▶ Information given
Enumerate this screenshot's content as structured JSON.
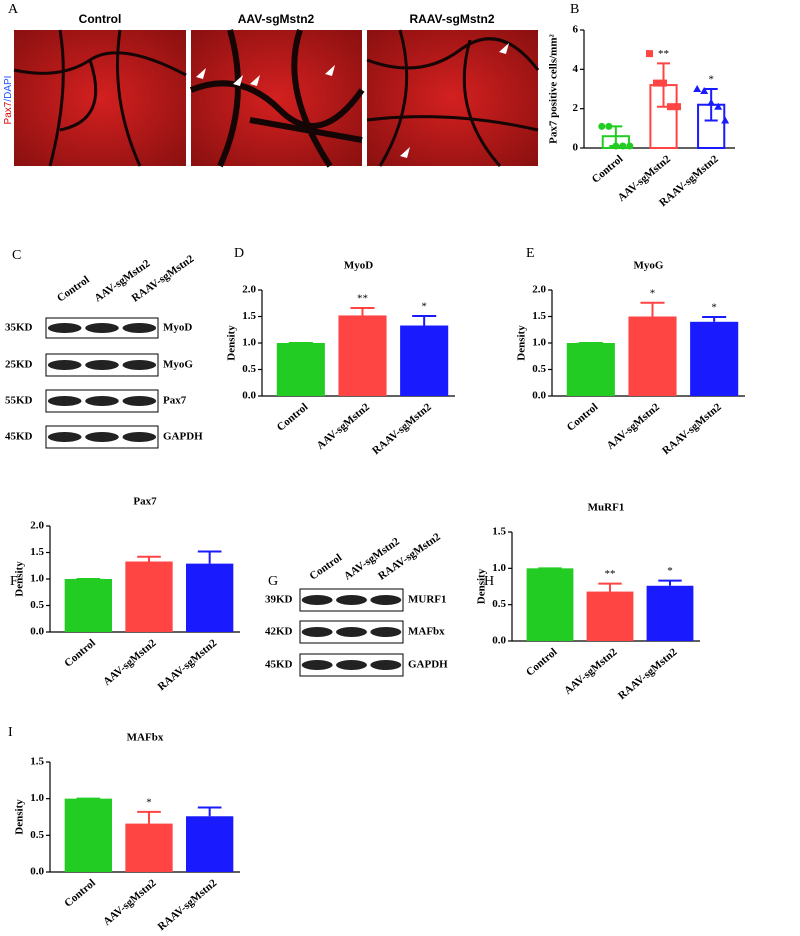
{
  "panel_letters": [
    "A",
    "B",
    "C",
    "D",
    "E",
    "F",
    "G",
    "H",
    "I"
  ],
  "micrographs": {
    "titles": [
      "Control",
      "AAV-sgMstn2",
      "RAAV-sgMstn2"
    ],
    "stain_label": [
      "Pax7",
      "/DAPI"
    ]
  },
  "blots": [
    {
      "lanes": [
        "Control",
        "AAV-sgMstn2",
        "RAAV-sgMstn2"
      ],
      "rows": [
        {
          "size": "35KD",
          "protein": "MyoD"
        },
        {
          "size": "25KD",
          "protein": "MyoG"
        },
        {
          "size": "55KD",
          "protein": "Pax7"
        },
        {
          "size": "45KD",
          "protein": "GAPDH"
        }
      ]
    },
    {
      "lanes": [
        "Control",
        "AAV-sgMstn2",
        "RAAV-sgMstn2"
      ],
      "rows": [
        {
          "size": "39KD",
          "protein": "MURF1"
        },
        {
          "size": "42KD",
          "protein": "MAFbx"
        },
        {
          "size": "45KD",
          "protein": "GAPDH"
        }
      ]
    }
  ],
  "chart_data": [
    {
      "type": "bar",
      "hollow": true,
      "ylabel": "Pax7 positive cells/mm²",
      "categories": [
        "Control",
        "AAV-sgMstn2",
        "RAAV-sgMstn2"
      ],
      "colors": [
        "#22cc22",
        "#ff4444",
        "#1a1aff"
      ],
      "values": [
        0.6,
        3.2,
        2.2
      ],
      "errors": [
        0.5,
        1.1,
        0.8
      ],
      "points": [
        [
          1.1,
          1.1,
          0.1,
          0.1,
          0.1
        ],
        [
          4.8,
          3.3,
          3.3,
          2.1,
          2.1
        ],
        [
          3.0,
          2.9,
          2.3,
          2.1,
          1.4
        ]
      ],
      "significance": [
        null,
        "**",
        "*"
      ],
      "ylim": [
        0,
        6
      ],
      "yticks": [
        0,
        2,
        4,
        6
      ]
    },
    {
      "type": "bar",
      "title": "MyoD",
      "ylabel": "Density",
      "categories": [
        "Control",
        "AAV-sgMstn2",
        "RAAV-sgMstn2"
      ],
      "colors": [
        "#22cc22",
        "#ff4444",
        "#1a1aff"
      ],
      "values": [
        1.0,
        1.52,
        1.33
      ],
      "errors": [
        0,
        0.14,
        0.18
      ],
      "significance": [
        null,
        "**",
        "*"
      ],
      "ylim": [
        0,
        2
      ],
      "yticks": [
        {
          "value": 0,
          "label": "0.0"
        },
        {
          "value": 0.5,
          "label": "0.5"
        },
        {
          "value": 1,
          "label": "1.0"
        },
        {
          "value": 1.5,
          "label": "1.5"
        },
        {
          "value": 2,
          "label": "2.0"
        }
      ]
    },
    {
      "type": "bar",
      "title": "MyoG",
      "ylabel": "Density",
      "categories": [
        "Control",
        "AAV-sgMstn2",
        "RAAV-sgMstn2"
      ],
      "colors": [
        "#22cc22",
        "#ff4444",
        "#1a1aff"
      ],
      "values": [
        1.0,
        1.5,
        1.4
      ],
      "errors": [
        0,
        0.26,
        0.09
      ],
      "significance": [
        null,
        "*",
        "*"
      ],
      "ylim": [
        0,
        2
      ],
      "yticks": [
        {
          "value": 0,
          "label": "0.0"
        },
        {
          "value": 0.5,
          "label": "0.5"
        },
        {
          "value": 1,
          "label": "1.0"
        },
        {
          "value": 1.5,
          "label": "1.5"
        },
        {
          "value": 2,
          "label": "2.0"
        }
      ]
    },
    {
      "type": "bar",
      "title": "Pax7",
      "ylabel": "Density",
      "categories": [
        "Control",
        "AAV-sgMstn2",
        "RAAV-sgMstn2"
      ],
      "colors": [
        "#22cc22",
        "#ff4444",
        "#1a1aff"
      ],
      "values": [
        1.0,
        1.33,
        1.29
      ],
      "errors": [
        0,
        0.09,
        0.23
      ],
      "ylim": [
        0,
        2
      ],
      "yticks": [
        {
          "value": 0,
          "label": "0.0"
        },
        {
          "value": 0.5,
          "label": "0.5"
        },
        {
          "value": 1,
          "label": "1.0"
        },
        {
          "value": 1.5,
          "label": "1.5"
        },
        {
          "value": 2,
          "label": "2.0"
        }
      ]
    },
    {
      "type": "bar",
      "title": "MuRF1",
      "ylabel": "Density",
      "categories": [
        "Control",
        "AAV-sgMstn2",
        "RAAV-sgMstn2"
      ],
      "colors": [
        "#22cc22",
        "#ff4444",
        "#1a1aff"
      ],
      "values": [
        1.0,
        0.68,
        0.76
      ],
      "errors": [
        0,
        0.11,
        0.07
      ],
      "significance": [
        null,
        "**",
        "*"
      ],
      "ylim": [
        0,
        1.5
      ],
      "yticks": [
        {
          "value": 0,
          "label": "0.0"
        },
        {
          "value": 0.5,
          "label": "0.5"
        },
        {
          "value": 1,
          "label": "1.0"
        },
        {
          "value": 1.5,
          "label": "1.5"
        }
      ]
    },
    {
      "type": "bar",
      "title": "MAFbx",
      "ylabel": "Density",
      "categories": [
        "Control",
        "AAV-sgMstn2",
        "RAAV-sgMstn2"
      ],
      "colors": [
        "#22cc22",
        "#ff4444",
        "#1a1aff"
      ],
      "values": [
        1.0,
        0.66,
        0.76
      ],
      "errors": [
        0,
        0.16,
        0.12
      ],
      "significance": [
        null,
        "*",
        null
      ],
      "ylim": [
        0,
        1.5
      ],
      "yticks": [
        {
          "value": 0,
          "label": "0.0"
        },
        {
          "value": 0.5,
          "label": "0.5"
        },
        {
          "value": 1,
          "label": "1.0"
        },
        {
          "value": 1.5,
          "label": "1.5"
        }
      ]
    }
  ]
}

==

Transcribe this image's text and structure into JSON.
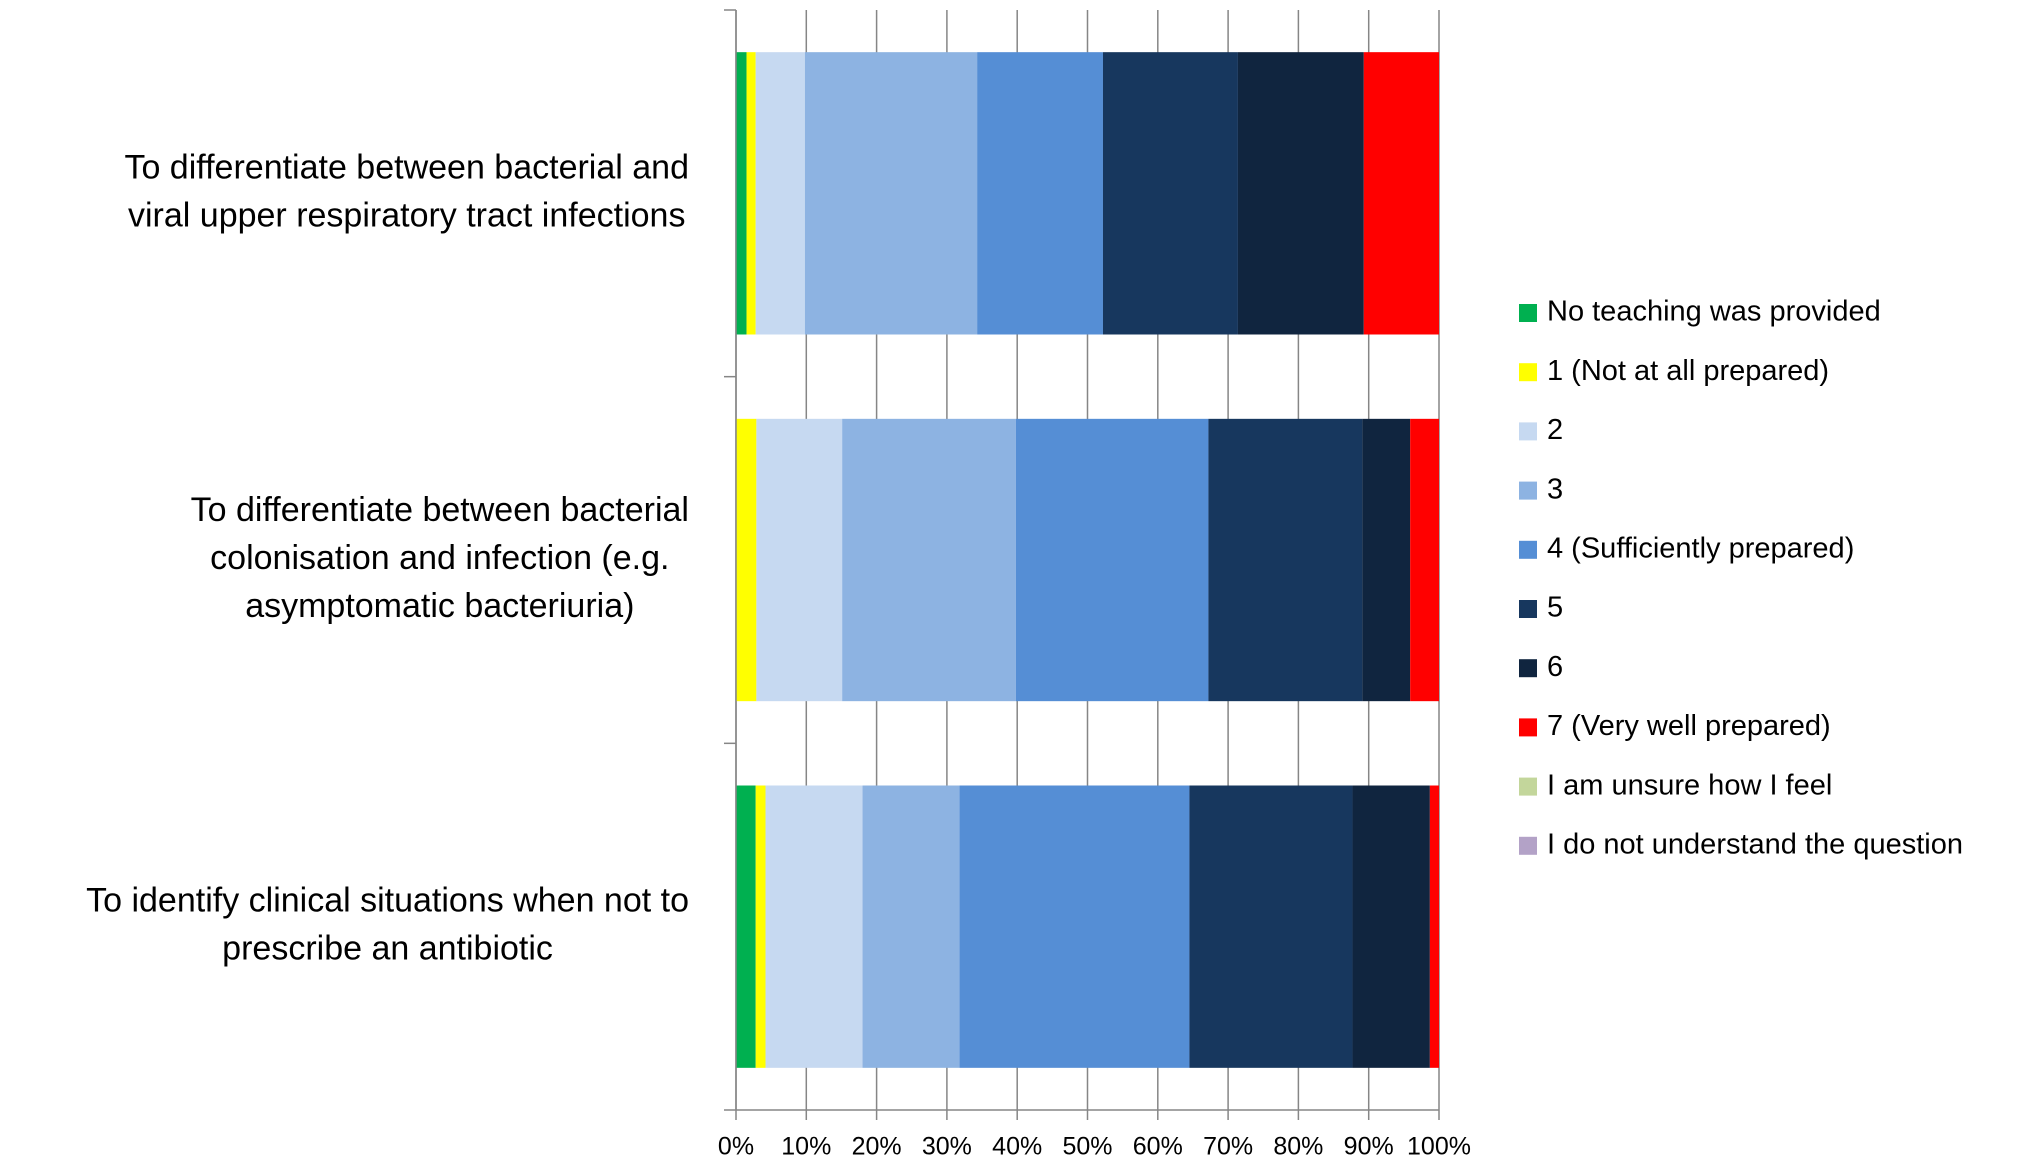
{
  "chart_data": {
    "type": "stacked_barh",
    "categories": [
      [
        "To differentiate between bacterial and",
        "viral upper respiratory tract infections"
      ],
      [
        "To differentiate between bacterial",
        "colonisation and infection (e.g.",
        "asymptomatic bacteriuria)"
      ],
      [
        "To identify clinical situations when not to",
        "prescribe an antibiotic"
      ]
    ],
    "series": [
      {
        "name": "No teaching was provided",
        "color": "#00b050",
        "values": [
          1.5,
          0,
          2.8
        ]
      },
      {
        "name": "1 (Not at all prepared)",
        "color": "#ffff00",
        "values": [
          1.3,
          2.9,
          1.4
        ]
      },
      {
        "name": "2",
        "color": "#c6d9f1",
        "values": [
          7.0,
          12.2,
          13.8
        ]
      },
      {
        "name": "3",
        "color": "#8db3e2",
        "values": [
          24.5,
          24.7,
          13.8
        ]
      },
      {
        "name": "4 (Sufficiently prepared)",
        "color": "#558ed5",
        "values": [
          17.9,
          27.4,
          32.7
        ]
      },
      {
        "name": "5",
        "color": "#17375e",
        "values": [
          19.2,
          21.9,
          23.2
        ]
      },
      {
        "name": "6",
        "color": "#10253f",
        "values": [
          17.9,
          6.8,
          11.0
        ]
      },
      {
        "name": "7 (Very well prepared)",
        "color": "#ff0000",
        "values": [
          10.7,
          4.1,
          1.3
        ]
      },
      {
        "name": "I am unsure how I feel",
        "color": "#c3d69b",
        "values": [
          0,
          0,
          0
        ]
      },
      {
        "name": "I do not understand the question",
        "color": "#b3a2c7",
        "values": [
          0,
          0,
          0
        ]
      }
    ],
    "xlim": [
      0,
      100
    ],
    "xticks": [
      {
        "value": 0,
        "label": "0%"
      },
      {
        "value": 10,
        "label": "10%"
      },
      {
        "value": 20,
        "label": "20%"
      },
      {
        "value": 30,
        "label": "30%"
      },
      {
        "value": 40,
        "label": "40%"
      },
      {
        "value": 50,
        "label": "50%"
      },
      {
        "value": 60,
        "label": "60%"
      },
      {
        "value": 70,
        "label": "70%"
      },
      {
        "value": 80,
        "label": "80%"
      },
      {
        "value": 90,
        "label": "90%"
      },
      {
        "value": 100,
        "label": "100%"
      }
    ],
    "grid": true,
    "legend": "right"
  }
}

▶ Description of the task
Copy out each line of the records where the string "prepared" appears.

▶ Solution below
        "name": "1 (Not at all prepared)",
        "name": "4 (Sufficiently prepared)",
        "name": "7 (Very well prepared)",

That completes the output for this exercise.